→ **EXERCISE DIRECTIONS**: Pick out each line containing the string "JSON".

--*--

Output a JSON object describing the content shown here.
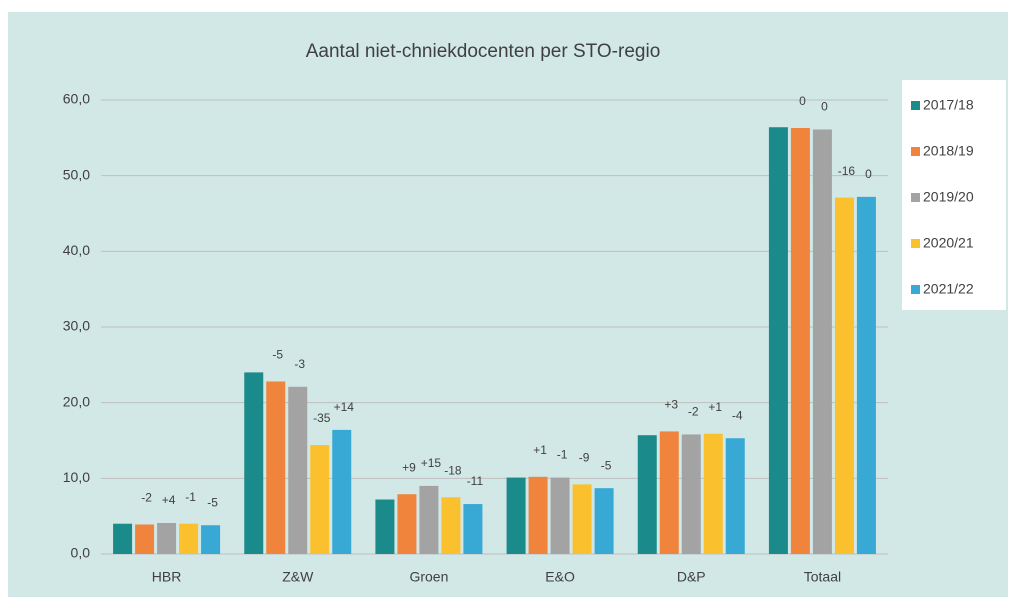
{
  "chart_data": {
    "type": "bar",
    "title": "Aantal niet-chniekdocenten per STO-regio",
    "categories": [
      "HBR",
      "Z&W",
      "Groen",
      "E&O",
      "D&P",
      "Totaal"
    ],
    "series": [
      {
        "name": "2017/18",
        "color": "#1b8a8a",
        "values": [
          4.0,
          24.0,
          7.2,
          10.1,
          15.7,
          56.4
        ]
      },
      {
        "name": "2018/19",
        "color": "#f0843c",
        "values": [
          3.9,
          22.8,
          7.9,
          10.2,
          16.2,
          56.3
        ],
        "change_labels": [
          "-2",
          "-5",
          "+9",
          "+1",
          "+3",
          "0"
        ]
      },
      {
        "name": "2019/20",
        "color": "#a3a3a3",
        "values": [
          4.1,
          22.1,
          9.0,
          10.1,
          15.8,
          56.1
        ],
        "change_labels": [
          "+4",
          "-3",
          "+15",
          "-1",
          "-2",
          "0"
        ]
      },
      {
        "name": "2020/21",
        "color": "#fbc02d",
        "values": [
          4.0,
          14.4,
          7.5,
          9.2,
          15.9,
          47.1
        ],
        "change_labels": [
          "-1",
          "-35",
          "-18",
          "-9",
          "+1",
          "-16"
        ]
      },
      {
        "name": "2021/22",
        "color": "#38a8d4",
        "values": [
          3.8,
          16.4,
          6.6,
          8.7,
          15.3,
          47.2
        ],
        "change_labels": [
          "-5",
          "+14",
          "-11",
          "-5",
          "-4",
          "0"
        ]
      }
    ],
    "ylim": [
      0,
      60
    ],
    "yticks": [
      {
        "value": 0,
        "label": "0,0"
      },
      {
        "value": 10,
        "label": "10,0"
      },
      {
        "value": 20,
        "label": "20,0"
      },
      {
        "value": 30,
        "label": "30,0"
      },
      {
        "value": 40,
        "label": "40,0"
      },
      {
        "value": 50,
        "label": "50,0"
      },
      {
        "value": 60,
        "label": "60,0"
      }
    ],
    "grid": true,
    "legend": "right"
  }
}
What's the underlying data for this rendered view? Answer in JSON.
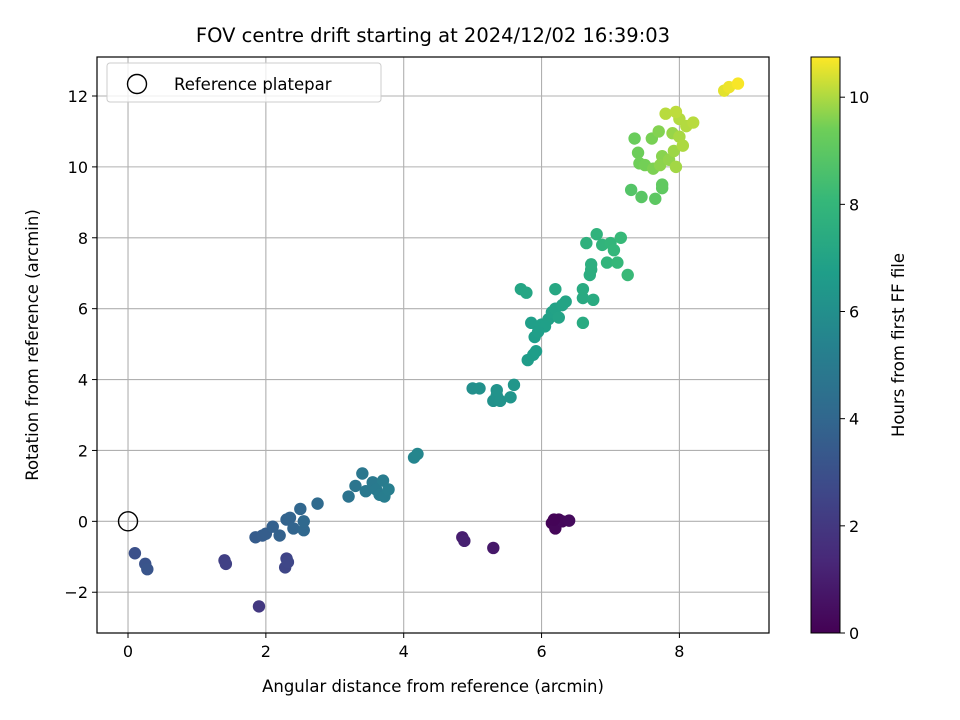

--*--

→ **FINAL RESULT**:
Output a JSON object describing the content shown here.
What's the underlying data for this rendered view? Answer in JSON.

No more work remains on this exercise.